■ **Directions**:
Check every line below for the string "title", and copy the lines that contain it.

[Dataset rows about figures]
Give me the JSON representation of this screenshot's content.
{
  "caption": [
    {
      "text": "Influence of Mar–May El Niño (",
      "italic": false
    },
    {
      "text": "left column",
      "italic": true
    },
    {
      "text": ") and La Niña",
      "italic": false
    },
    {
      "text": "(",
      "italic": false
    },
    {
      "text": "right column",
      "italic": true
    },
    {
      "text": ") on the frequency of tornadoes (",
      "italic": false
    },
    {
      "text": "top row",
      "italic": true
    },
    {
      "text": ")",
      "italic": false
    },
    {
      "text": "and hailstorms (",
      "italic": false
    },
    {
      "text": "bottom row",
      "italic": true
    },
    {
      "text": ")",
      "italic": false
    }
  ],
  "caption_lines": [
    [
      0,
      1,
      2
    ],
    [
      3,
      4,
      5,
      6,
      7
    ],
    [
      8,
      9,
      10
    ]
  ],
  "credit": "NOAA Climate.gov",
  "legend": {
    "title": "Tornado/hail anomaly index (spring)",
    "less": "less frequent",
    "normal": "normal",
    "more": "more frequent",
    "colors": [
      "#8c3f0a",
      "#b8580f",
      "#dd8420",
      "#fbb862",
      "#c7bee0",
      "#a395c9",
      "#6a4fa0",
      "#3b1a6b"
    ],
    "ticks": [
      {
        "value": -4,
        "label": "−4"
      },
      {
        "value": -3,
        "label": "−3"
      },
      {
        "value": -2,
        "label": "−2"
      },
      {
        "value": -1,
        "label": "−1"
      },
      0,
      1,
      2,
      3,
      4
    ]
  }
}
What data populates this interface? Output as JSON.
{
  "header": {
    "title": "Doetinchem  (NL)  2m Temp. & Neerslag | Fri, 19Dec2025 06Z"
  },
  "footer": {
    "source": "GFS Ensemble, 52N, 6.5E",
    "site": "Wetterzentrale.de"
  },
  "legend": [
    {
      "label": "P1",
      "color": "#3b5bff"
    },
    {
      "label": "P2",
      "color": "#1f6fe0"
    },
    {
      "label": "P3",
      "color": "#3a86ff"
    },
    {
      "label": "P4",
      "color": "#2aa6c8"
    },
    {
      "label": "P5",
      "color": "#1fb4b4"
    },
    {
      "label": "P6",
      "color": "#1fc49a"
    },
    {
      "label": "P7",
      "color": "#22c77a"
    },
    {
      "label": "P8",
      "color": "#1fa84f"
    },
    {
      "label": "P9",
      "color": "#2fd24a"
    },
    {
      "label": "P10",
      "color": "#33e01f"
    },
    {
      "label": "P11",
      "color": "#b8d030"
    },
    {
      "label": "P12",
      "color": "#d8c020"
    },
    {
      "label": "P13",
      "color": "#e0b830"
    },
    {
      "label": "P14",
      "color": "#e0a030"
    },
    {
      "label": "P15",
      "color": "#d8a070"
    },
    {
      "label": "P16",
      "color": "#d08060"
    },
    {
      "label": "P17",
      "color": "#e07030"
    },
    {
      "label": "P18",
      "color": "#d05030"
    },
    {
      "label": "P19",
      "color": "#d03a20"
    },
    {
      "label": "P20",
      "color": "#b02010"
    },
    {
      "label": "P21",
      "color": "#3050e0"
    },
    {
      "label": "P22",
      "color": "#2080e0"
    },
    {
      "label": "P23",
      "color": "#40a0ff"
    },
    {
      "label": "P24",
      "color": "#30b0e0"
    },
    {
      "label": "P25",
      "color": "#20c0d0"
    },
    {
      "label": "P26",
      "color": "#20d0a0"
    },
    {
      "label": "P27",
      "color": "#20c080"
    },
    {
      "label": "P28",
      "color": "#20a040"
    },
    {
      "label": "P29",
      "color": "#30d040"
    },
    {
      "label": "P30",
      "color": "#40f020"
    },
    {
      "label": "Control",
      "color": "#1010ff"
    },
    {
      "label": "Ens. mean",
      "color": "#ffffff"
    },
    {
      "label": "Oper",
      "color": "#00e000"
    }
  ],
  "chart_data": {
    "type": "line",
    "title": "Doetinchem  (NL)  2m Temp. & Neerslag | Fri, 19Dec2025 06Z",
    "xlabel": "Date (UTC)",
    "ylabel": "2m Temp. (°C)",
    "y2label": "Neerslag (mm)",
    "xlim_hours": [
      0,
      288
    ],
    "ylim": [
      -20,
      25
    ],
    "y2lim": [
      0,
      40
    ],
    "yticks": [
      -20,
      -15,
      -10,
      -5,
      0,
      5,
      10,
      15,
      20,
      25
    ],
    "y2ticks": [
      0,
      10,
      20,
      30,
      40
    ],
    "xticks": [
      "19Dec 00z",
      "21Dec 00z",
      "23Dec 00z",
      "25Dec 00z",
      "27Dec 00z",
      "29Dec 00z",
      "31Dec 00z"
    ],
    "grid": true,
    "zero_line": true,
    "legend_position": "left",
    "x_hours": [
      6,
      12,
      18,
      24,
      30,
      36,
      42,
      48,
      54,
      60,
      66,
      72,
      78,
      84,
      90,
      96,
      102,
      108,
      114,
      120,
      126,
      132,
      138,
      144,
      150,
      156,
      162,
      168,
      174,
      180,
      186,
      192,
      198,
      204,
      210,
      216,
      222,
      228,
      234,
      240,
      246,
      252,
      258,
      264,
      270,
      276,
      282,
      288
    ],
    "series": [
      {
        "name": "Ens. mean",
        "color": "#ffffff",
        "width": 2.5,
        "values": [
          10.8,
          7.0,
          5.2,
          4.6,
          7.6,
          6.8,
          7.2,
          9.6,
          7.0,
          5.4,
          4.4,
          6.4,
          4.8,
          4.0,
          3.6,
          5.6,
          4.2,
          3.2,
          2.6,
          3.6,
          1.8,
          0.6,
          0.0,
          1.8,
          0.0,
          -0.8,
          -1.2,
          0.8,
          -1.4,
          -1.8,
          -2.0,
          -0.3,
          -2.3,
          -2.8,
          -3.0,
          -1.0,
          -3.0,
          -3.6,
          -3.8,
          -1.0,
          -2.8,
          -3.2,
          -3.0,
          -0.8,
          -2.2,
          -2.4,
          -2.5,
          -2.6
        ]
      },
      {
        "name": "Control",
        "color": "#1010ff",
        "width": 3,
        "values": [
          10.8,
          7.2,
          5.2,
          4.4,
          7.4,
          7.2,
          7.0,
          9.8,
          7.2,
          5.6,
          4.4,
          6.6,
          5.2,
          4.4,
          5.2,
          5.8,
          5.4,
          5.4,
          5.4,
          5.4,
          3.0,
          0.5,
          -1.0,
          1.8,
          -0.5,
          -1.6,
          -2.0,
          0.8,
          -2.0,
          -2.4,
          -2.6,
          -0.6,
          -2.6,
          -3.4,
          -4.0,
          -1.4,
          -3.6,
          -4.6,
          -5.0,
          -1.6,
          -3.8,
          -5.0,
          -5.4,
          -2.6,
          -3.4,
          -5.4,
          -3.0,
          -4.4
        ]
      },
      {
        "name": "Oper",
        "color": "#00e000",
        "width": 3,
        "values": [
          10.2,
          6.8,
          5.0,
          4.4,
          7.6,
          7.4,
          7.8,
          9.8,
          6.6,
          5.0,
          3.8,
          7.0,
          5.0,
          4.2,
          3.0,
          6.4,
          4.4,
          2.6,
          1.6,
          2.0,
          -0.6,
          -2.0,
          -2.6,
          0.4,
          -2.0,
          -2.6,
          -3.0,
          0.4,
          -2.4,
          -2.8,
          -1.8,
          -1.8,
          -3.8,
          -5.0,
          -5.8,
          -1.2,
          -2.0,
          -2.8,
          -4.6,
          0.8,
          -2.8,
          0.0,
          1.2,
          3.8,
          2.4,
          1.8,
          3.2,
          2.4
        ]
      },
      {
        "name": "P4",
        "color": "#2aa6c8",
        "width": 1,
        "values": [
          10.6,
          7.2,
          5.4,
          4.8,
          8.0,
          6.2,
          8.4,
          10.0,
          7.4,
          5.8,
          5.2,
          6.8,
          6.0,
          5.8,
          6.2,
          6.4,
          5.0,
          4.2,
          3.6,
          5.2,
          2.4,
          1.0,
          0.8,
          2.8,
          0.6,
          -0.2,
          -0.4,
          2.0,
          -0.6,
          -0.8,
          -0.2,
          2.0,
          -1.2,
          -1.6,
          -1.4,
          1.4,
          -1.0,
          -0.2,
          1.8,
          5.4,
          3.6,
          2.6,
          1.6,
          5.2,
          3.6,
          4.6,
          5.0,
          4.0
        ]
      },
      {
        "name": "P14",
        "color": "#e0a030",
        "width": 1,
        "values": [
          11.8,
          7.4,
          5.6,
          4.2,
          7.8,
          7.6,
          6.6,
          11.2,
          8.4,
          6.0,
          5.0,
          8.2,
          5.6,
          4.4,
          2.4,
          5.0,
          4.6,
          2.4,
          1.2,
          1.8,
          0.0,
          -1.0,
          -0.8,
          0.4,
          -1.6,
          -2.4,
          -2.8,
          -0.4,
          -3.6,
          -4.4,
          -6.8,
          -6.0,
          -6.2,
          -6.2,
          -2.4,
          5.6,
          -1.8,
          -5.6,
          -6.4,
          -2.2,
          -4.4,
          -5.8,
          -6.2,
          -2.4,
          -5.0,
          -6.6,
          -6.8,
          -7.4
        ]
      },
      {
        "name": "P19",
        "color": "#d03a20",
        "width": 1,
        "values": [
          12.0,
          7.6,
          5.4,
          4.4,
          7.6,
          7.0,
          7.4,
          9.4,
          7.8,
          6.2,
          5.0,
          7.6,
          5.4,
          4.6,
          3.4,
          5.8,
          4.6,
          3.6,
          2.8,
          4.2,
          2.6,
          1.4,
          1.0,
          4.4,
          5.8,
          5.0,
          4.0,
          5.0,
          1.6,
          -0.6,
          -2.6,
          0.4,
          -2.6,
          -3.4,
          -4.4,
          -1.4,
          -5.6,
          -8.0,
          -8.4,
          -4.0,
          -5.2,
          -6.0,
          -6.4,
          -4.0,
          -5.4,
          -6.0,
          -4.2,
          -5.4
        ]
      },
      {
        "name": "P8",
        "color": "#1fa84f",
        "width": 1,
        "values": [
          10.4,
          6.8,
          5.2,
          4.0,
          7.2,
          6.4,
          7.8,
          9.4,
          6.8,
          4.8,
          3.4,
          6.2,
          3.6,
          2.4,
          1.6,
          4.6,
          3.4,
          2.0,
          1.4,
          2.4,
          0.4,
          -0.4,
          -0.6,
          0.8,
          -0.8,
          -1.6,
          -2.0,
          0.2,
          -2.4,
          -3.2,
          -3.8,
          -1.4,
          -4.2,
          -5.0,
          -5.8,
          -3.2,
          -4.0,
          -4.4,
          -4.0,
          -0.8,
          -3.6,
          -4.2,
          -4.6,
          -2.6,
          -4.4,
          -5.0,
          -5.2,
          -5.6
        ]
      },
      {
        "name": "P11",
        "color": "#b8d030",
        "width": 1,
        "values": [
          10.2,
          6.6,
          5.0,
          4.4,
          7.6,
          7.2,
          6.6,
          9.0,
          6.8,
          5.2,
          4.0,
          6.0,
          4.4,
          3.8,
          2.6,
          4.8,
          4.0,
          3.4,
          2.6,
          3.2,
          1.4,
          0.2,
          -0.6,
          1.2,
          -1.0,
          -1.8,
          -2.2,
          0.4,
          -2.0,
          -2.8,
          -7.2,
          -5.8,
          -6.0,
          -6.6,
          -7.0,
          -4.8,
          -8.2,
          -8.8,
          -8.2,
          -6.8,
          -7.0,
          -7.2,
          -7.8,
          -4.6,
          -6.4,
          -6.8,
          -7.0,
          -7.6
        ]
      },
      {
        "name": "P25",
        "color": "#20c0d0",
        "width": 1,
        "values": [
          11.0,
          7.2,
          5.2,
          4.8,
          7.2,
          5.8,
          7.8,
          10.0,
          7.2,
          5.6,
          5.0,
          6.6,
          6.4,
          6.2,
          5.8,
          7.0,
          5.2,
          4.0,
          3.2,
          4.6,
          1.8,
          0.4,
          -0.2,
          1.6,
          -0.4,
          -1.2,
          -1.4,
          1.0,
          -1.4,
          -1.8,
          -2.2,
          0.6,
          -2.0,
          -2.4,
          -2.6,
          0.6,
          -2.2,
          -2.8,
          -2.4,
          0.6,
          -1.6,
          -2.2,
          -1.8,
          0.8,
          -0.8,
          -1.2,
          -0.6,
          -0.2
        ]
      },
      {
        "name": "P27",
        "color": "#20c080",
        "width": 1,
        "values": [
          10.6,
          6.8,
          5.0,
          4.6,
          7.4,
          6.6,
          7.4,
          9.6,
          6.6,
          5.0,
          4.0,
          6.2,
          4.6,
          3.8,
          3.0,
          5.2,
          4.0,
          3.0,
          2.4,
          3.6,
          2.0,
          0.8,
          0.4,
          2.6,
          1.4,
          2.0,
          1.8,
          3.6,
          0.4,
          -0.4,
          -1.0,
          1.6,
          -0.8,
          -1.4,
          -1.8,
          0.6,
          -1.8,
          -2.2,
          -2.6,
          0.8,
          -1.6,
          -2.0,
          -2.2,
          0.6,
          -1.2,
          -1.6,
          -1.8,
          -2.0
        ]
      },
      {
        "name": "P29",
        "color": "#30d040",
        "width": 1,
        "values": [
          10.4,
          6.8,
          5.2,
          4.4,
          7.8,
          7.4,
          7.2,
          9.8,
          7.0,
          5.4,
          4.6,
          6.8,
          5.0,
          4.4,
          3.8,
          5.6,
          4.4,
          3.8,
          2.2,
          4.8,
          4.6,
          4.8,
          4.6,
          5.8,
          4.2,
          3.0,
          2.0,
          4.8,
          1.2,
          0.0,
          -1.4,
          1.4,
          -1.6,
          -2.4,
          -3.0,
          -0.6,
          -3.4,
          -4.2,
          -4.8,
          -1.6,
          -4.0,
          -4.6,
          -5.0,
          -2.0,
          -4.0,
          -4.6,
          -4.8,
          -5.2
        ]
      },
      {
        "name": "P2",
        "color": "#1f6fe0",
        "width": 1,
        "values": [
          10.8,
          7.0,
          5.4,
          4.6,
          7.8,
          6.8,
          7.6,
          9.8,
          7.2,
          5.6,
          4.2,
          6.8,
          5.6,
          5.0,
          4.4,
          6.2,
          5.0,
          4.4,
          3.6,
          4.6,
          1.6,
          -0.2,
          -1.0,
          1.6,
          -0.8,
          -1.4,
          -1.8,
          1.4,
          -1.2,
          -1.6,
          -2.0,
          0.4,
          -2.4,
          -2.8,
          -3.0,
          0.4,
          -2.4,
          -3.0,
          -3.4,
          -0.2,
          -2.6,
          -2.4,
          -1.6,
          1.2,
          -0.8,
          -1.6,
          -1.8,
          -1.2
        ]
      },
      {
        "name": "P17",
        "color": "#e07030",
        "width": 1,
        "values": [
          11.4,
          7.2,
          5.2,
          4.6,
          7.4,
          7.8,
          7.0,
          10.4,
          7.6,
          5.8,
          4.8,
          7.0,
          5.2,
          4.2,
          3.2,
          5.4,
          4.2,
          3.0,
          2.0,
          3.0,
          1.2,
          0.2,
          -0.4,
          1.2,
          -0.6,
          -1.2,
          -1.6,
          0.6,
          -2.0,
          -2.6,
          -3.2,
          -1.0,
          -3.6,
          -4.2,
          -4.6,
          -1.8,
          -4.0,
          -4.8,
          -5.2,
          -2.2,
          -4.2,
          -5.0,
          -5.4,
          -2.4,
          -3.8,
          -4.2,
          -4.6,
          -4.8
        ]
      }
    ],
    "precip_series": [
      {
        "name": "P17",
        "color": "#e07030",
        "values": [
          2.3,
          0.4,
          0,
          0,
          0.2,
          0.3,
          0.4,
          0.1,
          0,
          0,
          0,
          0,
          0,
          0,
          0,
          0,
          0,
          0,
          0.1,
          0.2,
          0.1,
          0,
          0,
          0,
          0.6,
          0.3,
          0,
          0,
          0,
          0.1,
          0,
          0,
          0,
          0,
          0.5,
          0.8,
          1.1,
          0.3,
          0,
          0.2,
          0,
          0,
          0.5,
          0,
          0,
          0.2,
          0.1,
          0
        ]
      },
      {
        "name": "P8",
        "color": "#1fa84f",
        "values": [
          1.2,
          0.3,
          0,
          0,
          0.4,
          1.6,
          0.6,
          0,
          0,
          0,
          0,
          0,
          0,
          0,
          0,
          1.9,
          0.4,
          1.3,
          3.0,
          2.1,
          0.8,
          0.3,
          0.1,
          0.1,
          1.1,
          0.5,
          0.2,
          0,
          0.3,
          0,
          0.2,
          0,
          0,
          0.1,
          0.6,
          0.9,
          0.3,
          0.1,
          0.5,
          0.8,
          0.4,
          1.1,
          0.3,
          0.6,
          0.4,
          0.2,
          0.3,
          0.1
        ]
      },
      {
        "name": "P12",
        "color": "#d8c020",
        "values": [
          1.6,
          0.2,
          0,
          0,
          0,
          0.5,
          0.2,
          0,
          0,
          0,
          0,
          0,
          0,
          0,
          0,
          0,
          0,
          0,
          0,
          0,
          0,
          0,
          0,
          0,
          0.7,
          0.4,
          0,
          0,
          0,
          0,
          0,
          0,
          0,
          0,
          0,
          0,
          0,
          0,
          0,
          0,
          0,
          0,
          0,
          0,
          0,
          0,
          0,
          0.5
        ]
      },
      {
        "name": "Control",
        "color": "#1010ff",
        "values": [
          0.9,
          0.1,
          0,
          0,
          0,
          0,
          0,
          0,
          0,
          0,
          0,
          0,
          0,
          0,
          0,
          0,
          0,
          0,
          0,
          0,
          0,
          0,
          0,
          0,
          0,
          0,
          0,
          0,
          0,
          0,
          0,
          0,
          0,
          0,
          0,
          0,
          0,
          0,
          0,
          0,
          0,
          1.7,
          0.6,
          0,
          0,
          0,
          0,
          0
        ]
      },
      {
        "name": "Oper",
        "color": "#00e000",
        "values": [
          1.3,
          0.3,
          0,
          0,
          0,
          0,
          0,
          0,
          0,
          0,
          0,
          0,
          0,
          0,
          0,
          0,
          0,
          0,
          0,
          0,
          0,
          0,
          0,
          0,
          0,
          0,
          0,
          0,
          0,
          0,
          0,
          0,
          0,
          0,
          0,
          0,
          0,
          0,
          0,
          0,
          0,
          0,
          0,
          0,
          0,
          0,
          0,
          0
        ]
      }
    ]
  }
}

■ **Result of this task**:
    "title": "Tornado/hail anomaly index (spring)",
    "title": "Doetinchem  (NL)  2m Temp. & Neerslag | Fri, 19Dec2025 06Z"
    "title": "Doetinchem  (NL)  2m Temp. & Neerslag | Fri, 19Dec2025 06Z",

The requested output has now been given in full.